Records shown
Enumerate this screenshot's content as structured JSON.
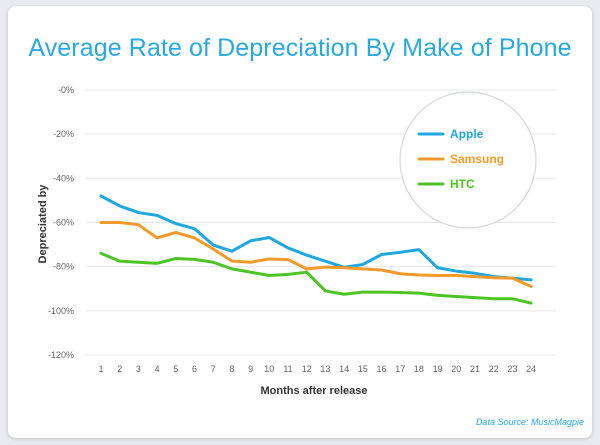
{
  "chart_data": {
    "type": "line",
    "title": "Average Rate of Depreciation By Make of Phone",
    "xlabel": "Months after release",
    "ylabel": "Depreciated by",
    "x": [
      1,
      2,
      3,
      4,
      5,
      6,
      7,
      8,
      9,
      10,
      11,
      12,
      13,
      14,
      15,
      16,
      17,
      18,
      19,
      20,
      21,
      22,
      23,
      24
    ],
    "ylim": [
      -120,
      0
    ],
    "yticks": [
      0,
      -20,
      -40,
      -60,
      -80,
      -100,
      -120
    ],
    "ytick_labels": [
      "-0%",
      "-20%",
      "-40%",
      "-60%",
      "-80%",
      "-100%",
      "-120%"
    ],
    "grid": true,
    "legend_position": "top-right",
    "series": [
      {
        "name": "Apple",
        "color": "#1ea7e1",
        "x0": 0,
        "values": [
          -48,
          -52.5,
          -55.5,
          -56.8,
          -60.5,
          -62.8,
          -70.2,
          -73,
          -68.3,
          -66.8,
          -71.5,
          -74.8,
          -77.5,
          -80.3,
          -79,
          -74.5,
          -73.5,
          -72.3,
          -80.5,
          -82,
          -83,
          -84.5,
          -85.2,
          -86
        ]
      },
      {
        "name": "Samsung",
        "color": "#f39a2b",
        "x0": 0,
        "values": [
          -60,
          -60,
          -61,
          -67,
          -64.5,
          -67,
          -72,
          -77.5,
          -78,
          -76.5,
          -76.8,
          -81,
          -80.2,
          -80.5,
          -81,
          -81.5,
          -83.2,
          -83.8,
          -84,
          -84,
          -84.5,
          -85,
          -85.2,
          -89
        ]
      },
      {
        "name": "HTC",
        "color": "#4cc423",
        "x0": 0,
        "values": [
          -74,
          -77.5,
          -78,
          -78.5,
          -76.3,
          -76.7,
          -78,
          -81,
          -82.5,
          -84,
          -83.5,
          -82.5,
          -91,
          -92.5,
          -91.5,
          -91.5,
          -91.7,
          -92,
          -93,
          -93.5,
          -94,
          -94.5,
          -94.5,
          -96.5
        ]
      }
    ],
    "source": "Data Source: MusicMagpie"
  }
}
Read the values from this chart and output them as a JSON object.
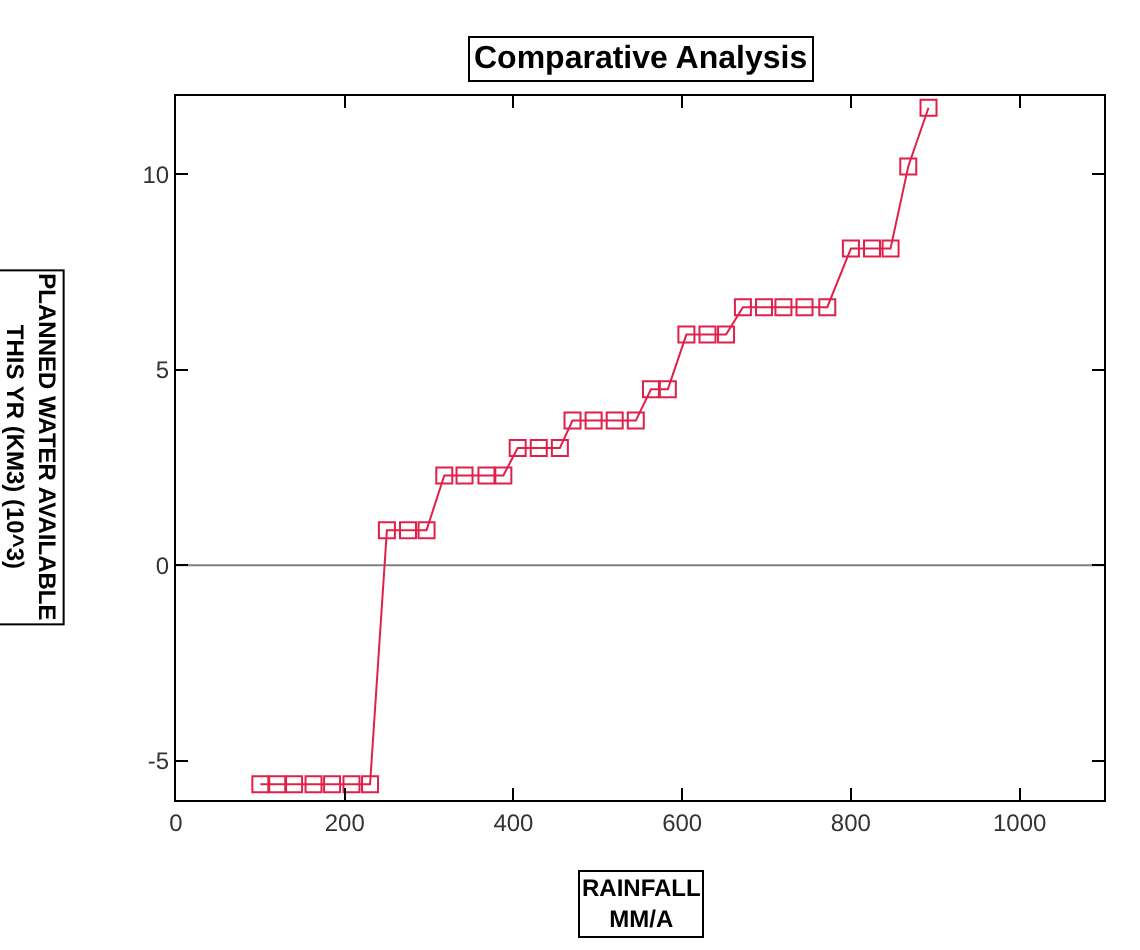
{
  "chart_data": {
    "type": "line",
    "title": "Comparative Analysis",
    "xlabel": "RAINFALL\nMM/A",
    "ylabel": "PLANNED WATER AVAILABLE\nTHIS YR (KM3) (10^3)",
    "x": [
      100,
      120,
      140,
      163,
      185,
      208,
      230,
      250,
      275,
      297,
      318,
      342,
      368,
      388,
      405,
      430,
      455,
      470,
      495,
      520,
      545,
      563,
      583,
      605,
      630,
      652,
      672,
      697,
      720,
      745,
      772,
      800,
      825,
      847,
      868,
      892
    ],
    "series": [
      {
        "color": "#e0204a",
        "values": [
          -5.6,
          -5.6,
          -5.6,
          -5.6,
          -5.6,
          -5.6,
          -5.6,
          0.9,
          0.9,
          0.9,
          2.3,
          2.3,
          2.3,
          2.3,
          3.0,
          3.0,
          3.0,
          3.7,
          3.7,
          3.7,
          3.7,
          4.5,
          4.5,
          5.9,
          5.9,
          5.9,
          6.6,
          6.6,
          6.6,
          6.6,
          6.6,
          8.1,
          8.1,
          8.1,
          10.2,
          11.7
        ]
      }
    ],
    "xlim": [
      0,
      1100
    ],
    "xticks": [
      0,
      200,
      400,
      600,
      800,
      1000
    ],
    "ylim": [
      -6,
      12
    ],
    "yticks": [
      -5,
      0,
      5,
      10
    ],
    "ref_lines": [
      {
        "axis": "y",
        "value": 0,
        "color": "#808080"
      }
    ],
    "grid": false,
    "legend": false,
    "marker": "square",
    "line_style": "solid"
  }
}
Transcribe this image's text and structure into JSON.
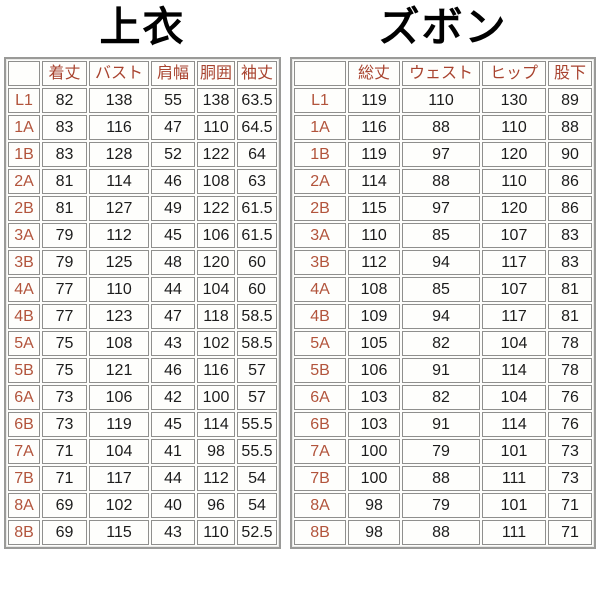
{
  "page": {
    "background": "#ffffff",
    "accent_text_color": "#a8432f",
    "value_text_color": "#1c1c1c",
    "title_text_color": "#000000",
    "cell_border_color": "#8f8f8d"
  },
  "chart_data": [
    {
      "type": "table",
      "title": "上衣",
      "columns": [
        "着丈",
        "バスト",
        "肩幅",
        "胴囲",
        "袖丈"
      ],
      "rows": [
        {
          "label": "L1",
          "values": [
            "82",
            "138",
            "55",
            "138",
            "63.5"
          ]
        },
        {
          "label": "1A",
          "values": [
            "83",
            "116",
            "47",
            "110",
            "64.5"
          ]
        },
        {
          "label": "1B",
          "values": [
            "83",
            "128",
            "52",
            "122",
            "64"
          ]
        },
        {
          "label": "2A",
          "values": [
            "81",
            "114",
            "46",
            "108",
            "63"
          ]
        },
        {
          "label": "2B",
          "values": [
            "81",
            "127",
            "49",
            "122",
            "61.5"
          ]
        },
        {
          "label": "3A",
          "values": [
            "79",
            "112",
            "45",
            "106",
            "61.5"
          ]
        },
        {
          "label": "3B",
          "values": [
            "79",
            "125",
            "48",
            "120",
            "60"
          ]
        },
        {
          "label": "4A",
          "values": [
            "77",
            "110",
            "44",
            "104",
            "60"
          ]
        },
        {
          "label": "4B",
          "values": [
            "77",
            "123",
            "47",
            "118",
            "58.5"
          ]
        },
        {
          "label": "5A",
          "values": [
            "75",
            "108",
            "43",
            "102",
            "58.5"
          ]
        },
        {
          "label": "5B",
          "values": [
            "75",
            "121",
            "46",
            "116",
            "57"
          ]
        },
        {
          "label": "6A",
          "values": [
            "73",
            "106",
            "42",
            "100",
            "57"
          ]
        },
        {
          "label": "6B",
          "values": [
            "73",
            "119",
            "45",
            "114",
            "55.5"
          ]
        },
        {
          "label": "7A",
          "values": [
            "71",
            "104",
            "41",
            "98",
            "55.5"
          ]
        },
        {
          "label": "7B",
          "values": [
            "71",
            "117",
            "44",
            "112",
            "54"
          ]
        },
        {
          "label": "8A",
          "values": [
            "69",
            "102",
            "40",
            "96",
            "54"
          ]
        },
        {
          "label": "8B",
          "values": [
            "69",
            "115",
            "43",
            "110",
            "52.5"
          ]
        }
      ]
    },
    {
      "type": "table",
      "title": "ズボン",
      "columns": [
        "総丈",
        "ウェスト",
        "ヒップ",
        "股下"
      ],
      "rows": [
        {
          "label": "L1",
          "values": [
            "119",
            "110",
            "130",
            "89"
          ]
        },
        {
          "label": "1A",
          "values": [
            "116",
            "88",
            "110",
            "88"
          ]
        },
        {
          "label": "1B",
          "values": [
            "119",
            "97",
            "120",
            "90"
          ]
        },
        {
          "label": "2A",
          "values": [
            "114",
            "88",
            "110",
            "86"
          ]
        },
        {
          "label": "2B",
          "values": [
            "115",
            "97",
            "120",
            "86"
          ]
        },
        {
          "label": "3A",
          "values": [
            "110",
            "85",
            "107",
            "83"
          ]
        },
        {
          "label": "3B",
          "values": [
            "112",
            "94",
            "117",
            "83"
          ]
        },
        {
          "label": "4A",
          "values": [
            "108",
            "85",
            "107",
            "81"
          ]
        },
        {
          "label": "4B",
          "values": [
            "109",
            "94",
            "117",
            "81"
          ]
        },
        {
          "label": "5A",
          "values": [
            "105",
            "82",
            "104",
            "78"
          ]
        },
        {
          "label": "5B",
          "values": [
            "106",
            "91",
            "114",
            "78"
          ]
        },
        {
          "label": "6A",
          "values": [
            "103",
            "82",
            "104",
            "76"
          ]
        },
        {
          "label": "6B",
          "values": [
            "103",
            "91",
            "114",
            "76"
          ]
        },
        {
          "label": "7A",
          "values": [
            "100",
            "79",
            "101",
            "73"
          ]
        },
        {
          "label": "7B",
          "values": [
            "100",
            "88",
            "111",
            "73"
          ]
        },
        {
          "label": "8A",
          "values": [
            "98",
            "79",
            "101",
            "71"
          ]
        },
        {
          "label": "8B",
          "values": [
            "98",
            "88",
            "111",
            "71"
          ]
        }
      ]
    }
  ]
}
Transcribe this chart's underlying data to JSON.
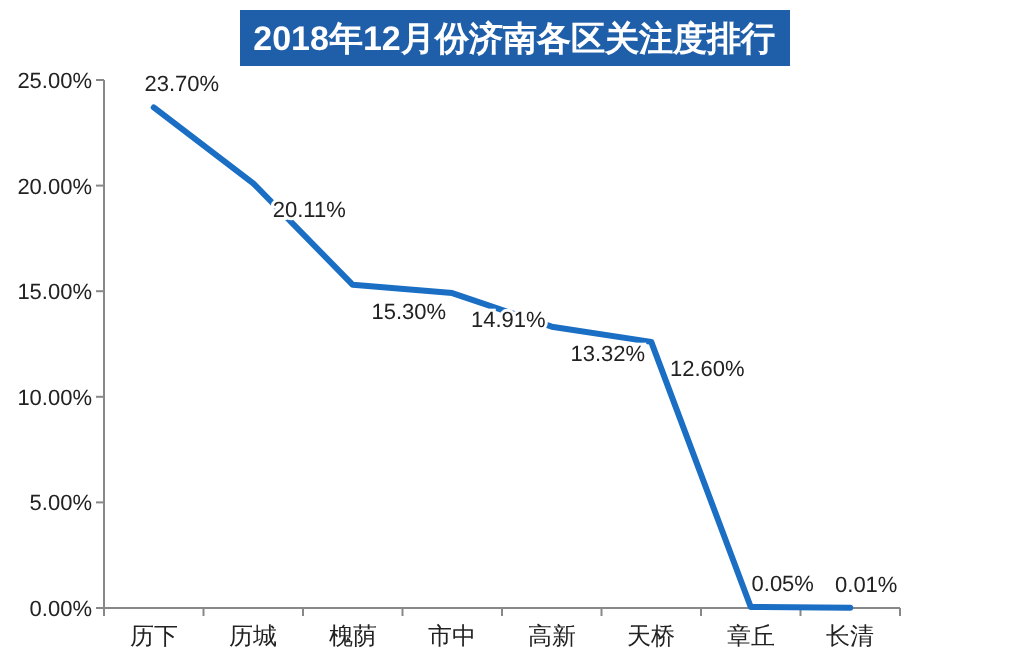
{
  "chart_data": {
    "type": "line",
    "title": "2018年12月份济南各区关注度排行",
    "categories": [
      "历下",
      "历城",
      "槐荫",
      "市中",
      "高新",
      "天桥",
      "章丘",
      "长清"
    ],
    "series": [
      {
        "color": "#1a6fc4",
        "values": [
          23.7,
          20.11,
          15.3,
          14.91,
          13.32,
          12.6,
          0.05,
          0.01
        ],
        "value_labels": [
          "23.70%",
          "20.11%",
          "15.30%",
          "14.91%",
          "13.32%",
          "12.60%",
          "0.05%",
          "0.01%"
        ]
      }
    ],
    "ylim": [
      0,
      25
    ],
    "yticks": [
      {
        "value": 0,
        "label": "0.00%"
      },
      {
        "value": 5,
        "label": "5.00%"
      },
      {
        "value": 10,
        "label": "10.00%"
      },
      {
        "value": 15,
        "label": "15.00%"
      },
      {
        "value": 20,
        "label": "20.00%"
      },
      {
        "value": 25,
        "label": "25.00%"
      }
    ],
    "grid": false,
    "marker": "none",
    "line_style": "solid"
  }
}
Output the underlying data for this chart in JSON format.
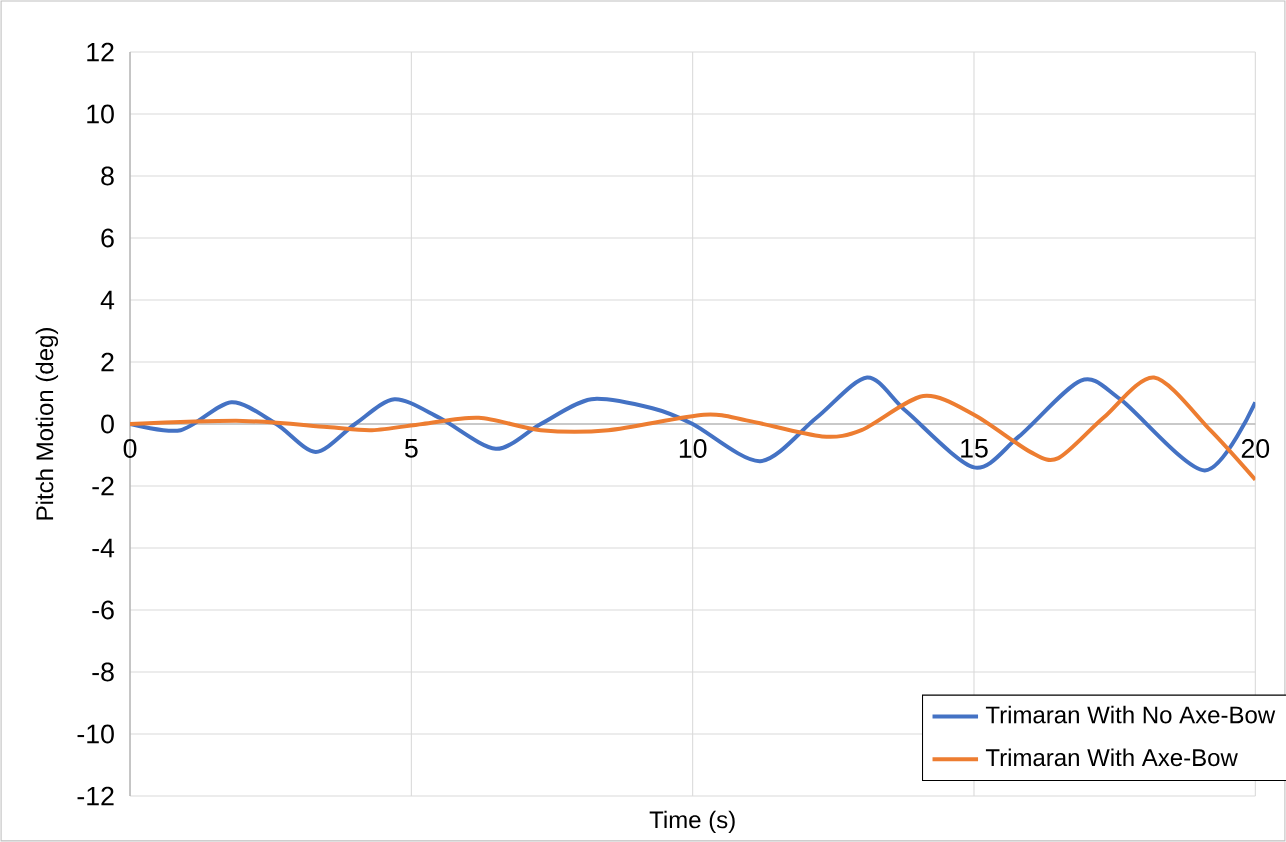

Task instructions
All lines from the line containing "Transcribe this chart's" through the end of the listing above are to be given again exactly; pictures are not part of the copy.

In response
Transcribe this chart's underlying data to JSON.
{
  "chart_data": {
    "type": "line",
    "title": "2018年12月份济南各区关注度排行",
    "categories": [
      "历下",
      "历城",
      "槐荫",
      "市中",
      "高新",
      "天桥",
      "章丘",
      "长清"
    ],
    "series": [
      {
        "color": "#1a6fc4",
        "values": [
          23.7,
          20.11,
          15.3,
          14.91,
          13.32,
          12.6,
          0.05,
          0.01
        ],
        "value_labels": [
          "23.70%",
          "20.11%",
          "15.30%",
          "14.91%",
          "13.32%",
          "12.60%",
          "0.05%",
          "0.01%"
        ]
      }
    ],
    "ylim": [
      0,
      25
    ],
    "yticks": [
      {
        "value": 0,
        "label": "0.00%"
      },
      {
        "value": 5,
        "label": "5.00%"
      },
      {
        "value": 10,
        "label": "10.00%"
      },
      {
        "value": 15,
        "label": "15.00%"
      },
      {
        "value": 20,
        "label": "20.00%"
      },
      {
        "value": 25,
        "label": "25.00%"
      }
    ],
    "grid": false,
    "marker": "none",
    "line_style": "solid"
  }
}
Output the underlying data for this chart in JSON format.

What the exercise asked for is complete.